- OBJECTIVE
Go through the listing beneath this task and return every line that carries the string "Podkomisji".

- RECORDS PROVIDED
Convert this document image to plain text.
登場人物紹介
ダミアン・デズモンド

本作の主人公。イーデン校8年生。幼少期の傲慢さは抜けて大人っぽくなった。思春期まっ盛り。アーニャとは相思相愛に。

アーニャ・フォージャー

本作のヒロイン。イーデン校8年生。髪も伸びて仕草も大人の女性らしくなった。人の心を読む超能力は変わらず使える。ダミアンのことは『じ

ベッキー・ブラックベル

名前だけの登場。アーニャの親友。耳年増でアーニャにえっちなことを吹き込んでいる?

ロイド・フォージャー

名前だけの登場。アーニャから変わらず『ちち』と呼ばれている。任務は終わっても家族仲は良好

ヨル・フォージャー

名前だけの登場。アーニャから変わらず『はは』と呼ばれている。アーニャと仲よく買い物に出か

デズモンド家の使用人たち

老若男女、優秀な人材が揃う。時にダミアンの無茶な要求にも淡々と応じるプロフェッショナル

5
* * *
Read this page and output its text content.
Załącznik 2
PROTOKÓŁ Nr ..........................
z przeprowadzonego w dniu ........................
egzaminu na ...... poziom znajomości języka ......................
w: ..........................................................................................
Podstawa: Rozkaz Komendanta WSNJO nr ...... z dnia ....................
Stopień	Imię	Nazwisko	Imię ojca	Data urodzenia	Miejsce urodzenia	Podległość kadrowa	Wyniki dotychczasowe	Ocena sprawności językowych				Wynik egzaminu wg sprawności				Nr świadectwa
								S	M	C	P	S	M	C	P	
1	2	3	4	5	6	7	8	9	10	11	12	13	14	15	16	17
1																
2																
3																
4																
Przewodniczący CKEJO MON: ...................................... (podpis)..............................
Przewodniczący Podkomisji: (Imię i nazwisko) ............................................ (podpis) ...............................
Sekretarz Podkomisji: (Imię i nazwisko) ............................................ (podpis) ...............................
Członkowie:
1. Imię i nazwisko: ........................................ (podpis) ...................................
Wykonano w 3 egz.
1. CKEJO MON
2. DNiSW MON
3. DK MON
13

- FULL RESPONSE
Przewodniczący Podkomisji: (Imię i nazwisko) ............................................ (podpis) ...............................
Sekretarz Podkomisji: (Imię i nazwisko) ............................................ (podpis) ...............................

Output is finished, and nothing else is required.